======== Data to use

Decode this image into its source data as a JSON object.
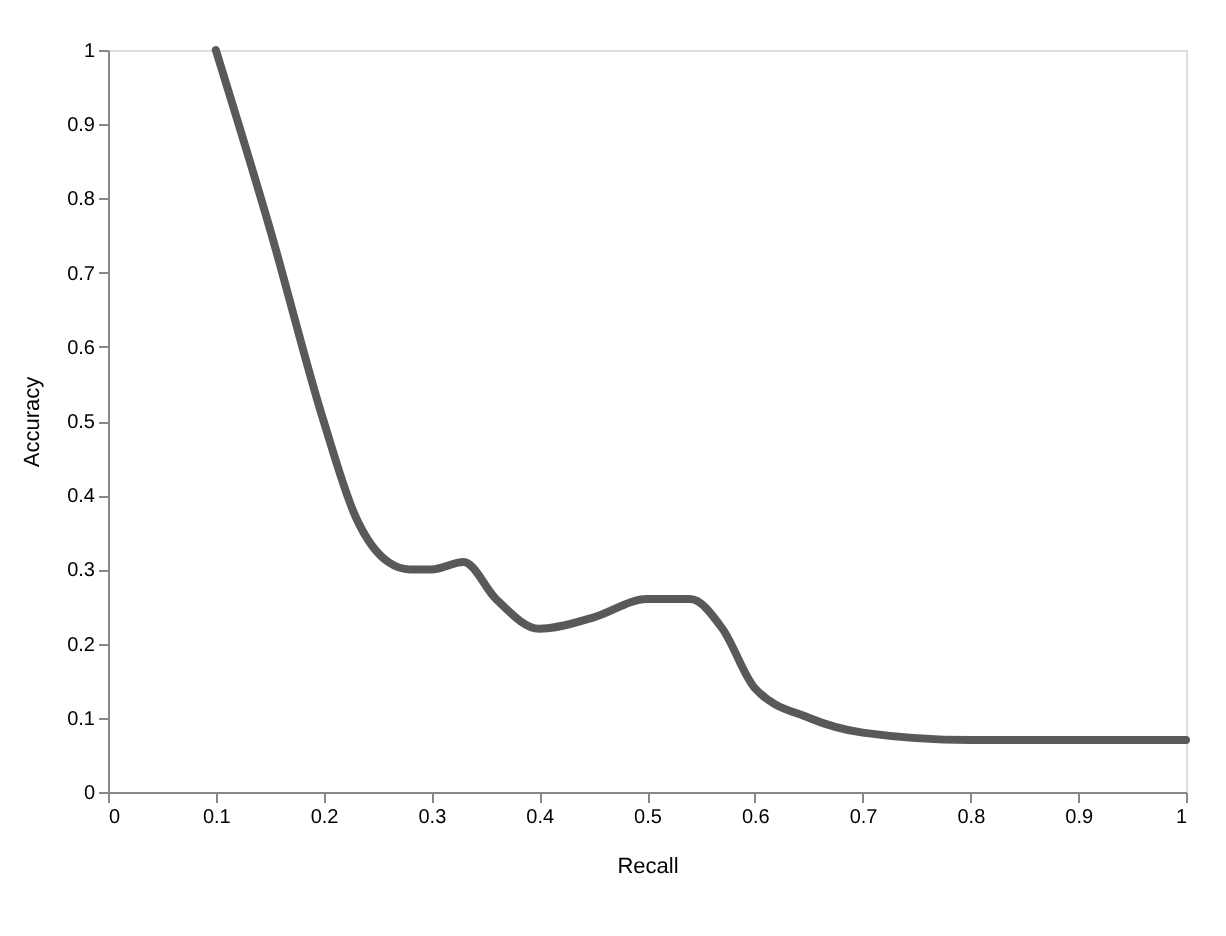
{
  "chart_data": {
    "type": "line",
    "xlabel": "Recall",
    "ylabel": "Accuracy",
    "x": [
      0.1,
      0.15,
      0.2,
      0.23,
      0.26,
      0.28,
      0.3,
      0.33,
      0.36,
      0.4,
      0.45,
      0.5,
      0.54,
      0.57,
      0.6,
      0.65,
      0.7,
      0.8,
      0.9,
      1.0
    ],
    "series": [
      {
        "color": "#595959",
        "values": [
          1.0,
          0.76,
          0.5,
          0.37,
          0.31,
          0.3,
          0.3,
          0.31,
          0.26,
          0.22,
          0.235,
          0.26,
          0.26,
          0.22,
          0.14,
          0.1,
          0.08,
          0.07,
          0.07,
          0.07
        ]
      }
    ],
    "xlim": [
      0,
      1
    ],
    "xticks": [
      0,
      0.1,
      0.2,
      0.3,
      0.4,
      0.5,
      0.6,
      0.7,
      0.8,
      0.9,
      1
    ],
    "ylim": [
      0,
      1
    ],
    "yticks": [
      0,
      0.1,
      0.2,
      0.3,
      0.4,
      0.5,
      0.6,
      0.7,
      0.8,
      0.9,
      1
    ],
    "grid": false,
    "marker": "none",
    "line_style": "solid"
  }
}
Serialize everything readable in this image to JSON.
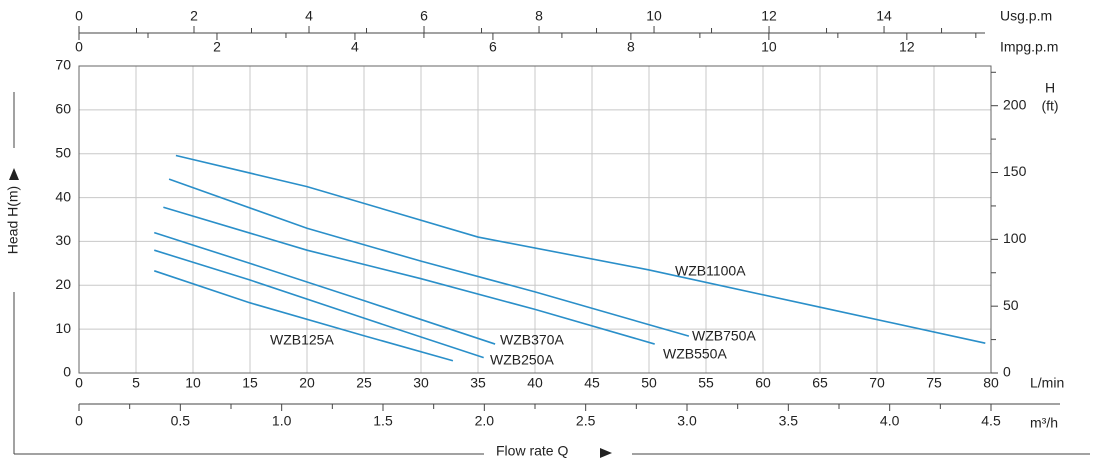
{
  "chart_data": {
    "type": "line",
    "xlabel": "L/min",
    "xlim": [
      0,
      80
    ],
    "xticks": [
      0,
      5,
      10,
      15,
      20,
      25,
      30,
      35,
      40,
      45,
      50,
      55,
      60,
      65,
      70,
      75,
      80
    ],
    "ylabel": "Head H(m)",
    "ylim": [
      0,
      70
    ],
    "yticks": [
      0,
      10,
      20,
      30,
      40,
      50,
      60,
      70
    ],
    "y2label": [
      "H",
      "(ft)"
    ],
    "y2lim": [
      0,
      229.7
    ],
    "y2ticks": [
      0,
      50,
      100,
      150,
      200
    ],
    "y2minor": [
      25,
      75,
      125,
      175,
      225
    ],
    "grid": true,
    "bottom_axis": {
      "label": "m³/h",
      "lim": [
        0,
        4.5
      ],
      "ticks": [
        0,
        0.5,
        {
          "value": 1,
          "label": "1.0"
        },
        1.5,
        {
          "value": 2,
          "label": "2.0"
        },
        2.5,
        {
          "value": 3,
          "label": "3.0"
        },
        3.5,
        {
          "value": 4,
          "label": "4.0"
        },
        4.5
      ],
      "minor": [
        0.25,
        0.75,
        1.25,
        1.75,
        2.25,
        2.75,
        3.25,
        3.75,
        4.25
      ]
    },
    "flow_label": "Flow rate Q",
    "top_axes": [
      {
        "label": "Usg.p.m",
        "lim": [
          0,
          15.86
        ],
        "ticks": [
          0,
          2,
          4,
          6,
          8,
          10,
          12,
          14
        ],
        "minor": [
          1,
          3,
          5,
          7,
          9,
          11,
          13,
          15
        ]
      },
      {
        "label": "Impg.p.m",
        "lim": [
          0,
          13.22
        ],
        "ticks": [
          0,
          2,
          4,
          6,
          8,
          10,
          12
        ],
        "minor": [
          1,
          3,
          5,
          7,
          9,
          11,
          13
        ]
      }
    ],
    "series": [
      {
        "name": "WZB1100A",
        "color": "#2a8fc9",
        "x": [
          8.5,
          20,
          35,
          50,
          65,
          79.5
        ],
        "values": [
          49.6,
          42.5,
          31,
          23.5,
          15,
          6.8
        ]
      },
      {
        "name": "WZB750A",
        "color": "#2a8fc9",
        "x": [
          7.9,
          20,
          30,
          40,
          53.5
        ],
        "values": [
          44.2,
          33,
          25.5,
          18.5,
          8.4
        ]
      },
      {
        "name": "WZB550A",
        "color": "#2a8fc9",
        "x": [
          7.4,
          20,
          30,
          40,
          50.5
        ],
        "values": [
          37.8,
          28,
          21.5,
          14.5,
          6.6
        ]
      },
      {
        "name": "WZB370A",
        "color": "#2a8fc9",
        "x": [
          6.6,
          15,
          25,
          36.5
        ],
        "values": [
          32,
          25,
          16.5,
          6.6
        ]
      },
      {
        "name": "WZB250A",
        "color": "#2a8fc9",
        "x": [
          6.6,
          15,
          25,
          35.5
        ],
        "values": [
          28,
          21.2,
          12.5,
          3.5
        ]
      },
      {
        "name": "WZB125A",
        "color": "#2a8fc9",
        "x": [
          6.6,
          15,
          25,
          32.8
        ],
        "values": [
          23.3,
          16,
          8.5,
          2.8
        ]
      }
    ]
  }
}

================

__What you need to do__: Gather up the lines containing the word "name" from these records and copy them.

__Exercise response__:
        "name": "WZB1100A",
        "name": "WZB750A",
        "name": "WZB550A",
        "name": "WZB370A",
        "name": "WZB250A",
        "name": "WZB125A",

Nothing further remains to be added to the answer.